— Start of DATASET —

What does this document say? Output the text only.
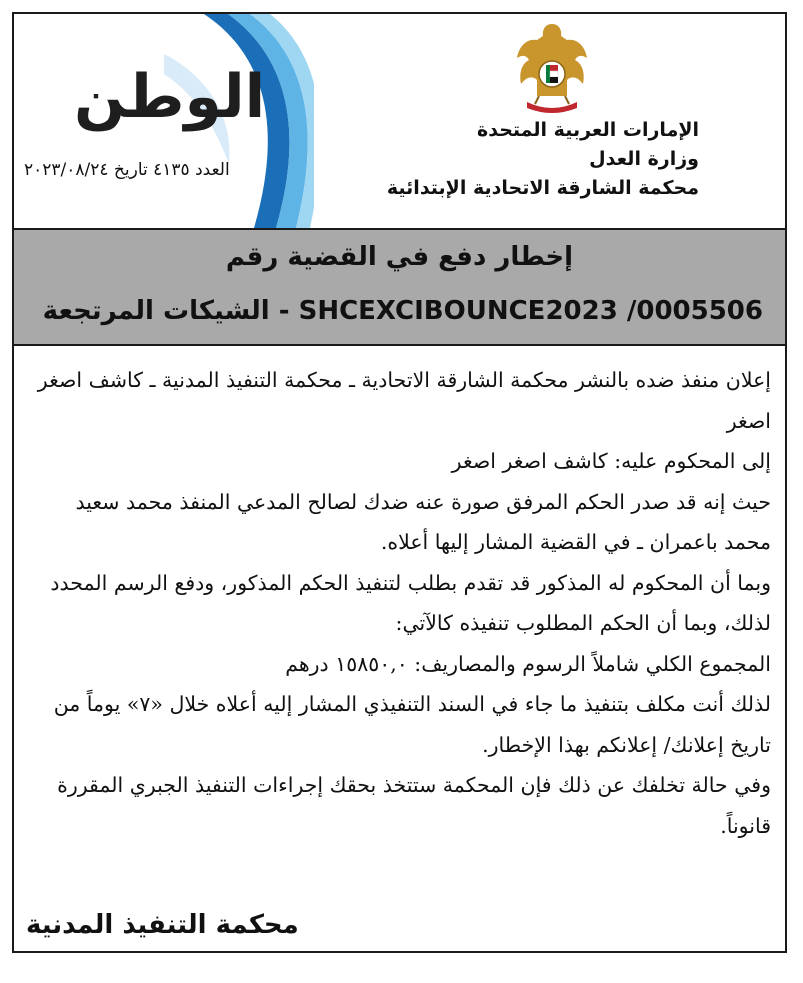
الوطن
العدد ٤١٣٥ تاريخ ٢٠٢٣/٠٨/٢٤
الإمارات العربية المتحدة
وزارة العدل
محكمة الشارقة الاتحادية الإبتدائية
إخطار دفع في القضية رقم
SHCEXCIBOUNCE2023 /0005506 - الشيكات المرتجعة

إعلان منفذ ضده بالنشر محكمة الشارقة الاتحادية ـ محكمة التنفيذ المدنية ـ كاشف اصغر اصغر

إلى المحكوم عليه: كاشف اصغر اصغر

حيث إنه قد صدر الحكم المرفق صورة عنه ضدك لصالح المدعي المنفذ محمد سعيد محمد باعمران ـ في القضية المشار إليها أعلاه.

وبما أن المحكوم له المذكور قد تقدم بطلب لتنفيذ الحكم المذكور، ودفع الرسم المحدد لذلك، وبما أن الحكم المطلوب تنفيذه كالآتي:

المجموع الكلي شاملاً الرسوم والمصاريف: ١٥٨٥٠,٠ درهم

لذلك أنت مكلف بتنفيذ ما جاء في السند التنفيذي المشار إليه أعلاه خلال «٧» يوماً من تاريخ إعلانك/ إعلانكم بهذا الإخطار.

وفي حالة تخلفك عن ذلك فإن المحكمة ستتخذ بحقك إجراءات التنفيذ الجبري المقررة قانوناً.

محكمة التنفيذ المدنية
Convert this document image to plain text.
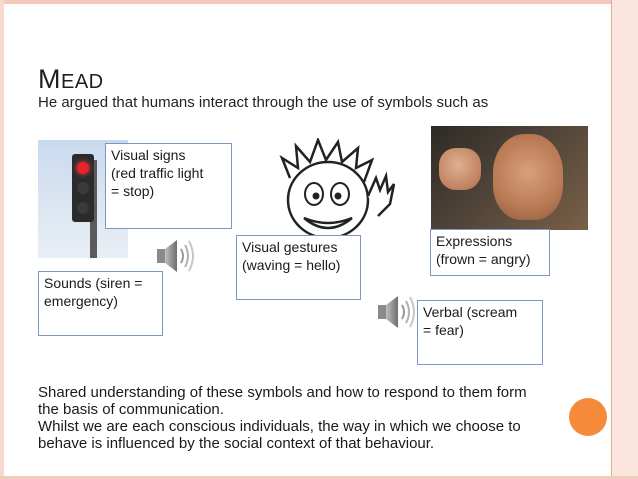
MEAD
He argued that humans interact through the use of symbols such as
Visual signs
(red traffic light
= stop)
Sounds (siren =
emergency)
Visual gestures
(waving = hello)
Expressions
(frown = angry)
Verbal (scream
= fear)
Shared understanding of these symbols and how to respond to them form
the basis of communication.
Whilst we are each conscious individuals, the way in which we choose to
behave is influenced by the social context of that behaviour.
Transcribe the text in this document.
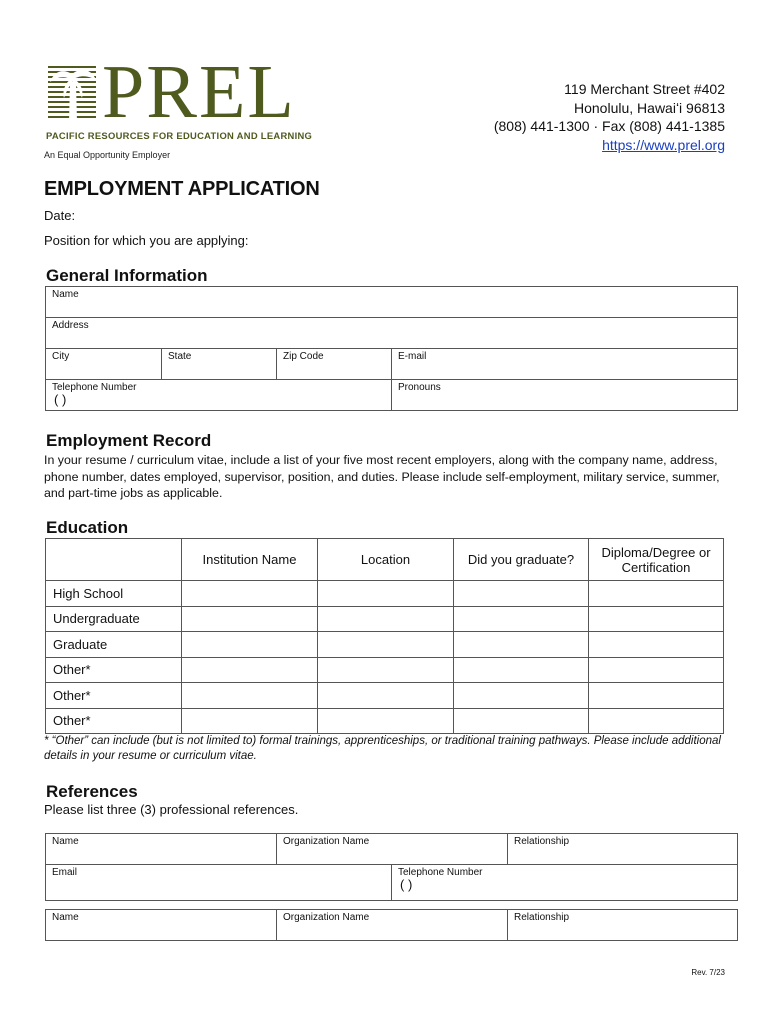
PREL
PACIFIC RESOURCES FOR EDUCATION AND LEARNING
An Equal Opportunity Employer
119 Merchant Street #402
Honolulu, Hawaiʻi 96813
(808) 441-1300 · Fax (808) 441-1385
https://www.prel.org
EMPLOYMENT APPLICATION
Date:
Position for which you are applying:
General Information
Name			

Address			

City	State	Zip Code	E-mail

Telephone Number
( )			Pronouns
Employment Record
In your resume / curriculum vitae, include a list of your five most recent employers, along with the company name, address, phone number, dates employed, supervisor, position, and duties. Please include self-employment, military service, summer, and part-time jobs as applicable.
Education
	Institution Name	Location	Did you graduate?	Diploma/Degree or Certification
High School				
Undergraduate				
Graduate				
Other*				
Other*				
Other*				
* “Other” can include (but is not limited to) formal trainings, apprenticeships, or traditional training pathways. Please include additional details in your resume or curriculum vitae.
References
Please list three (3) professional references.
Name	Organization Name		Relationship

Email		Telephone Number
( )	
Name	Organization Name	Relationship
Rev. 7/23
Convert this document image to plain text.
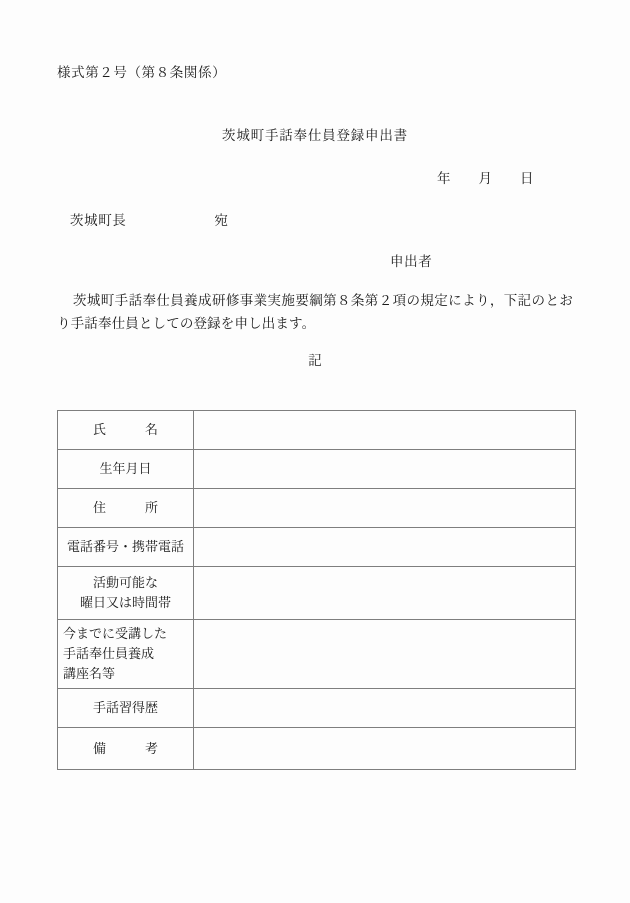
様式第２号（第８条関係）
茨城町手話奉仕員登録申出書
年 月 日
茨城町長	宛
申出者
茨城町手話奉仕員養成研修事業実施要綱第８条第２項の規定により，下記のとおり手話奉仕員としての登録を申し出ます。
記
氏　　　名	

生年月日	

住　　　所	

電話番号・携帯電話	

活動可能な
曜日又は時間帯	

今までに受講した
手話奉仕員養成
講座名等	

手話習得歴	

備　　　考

— End of DATASET —

● **AIM OF THE EXERCISE**: Using the data above, copy each line that contains "اصغر".

● **CORRECT OUTPUT**:
إعلان منفذ ضده بالنشر محكمة الشارقة الاتحادية ـ محكمة التنفيذ المدنية ـ كاشف اصغر اصغر
إلى المحكوم عليه: كاشف اصغر اصغر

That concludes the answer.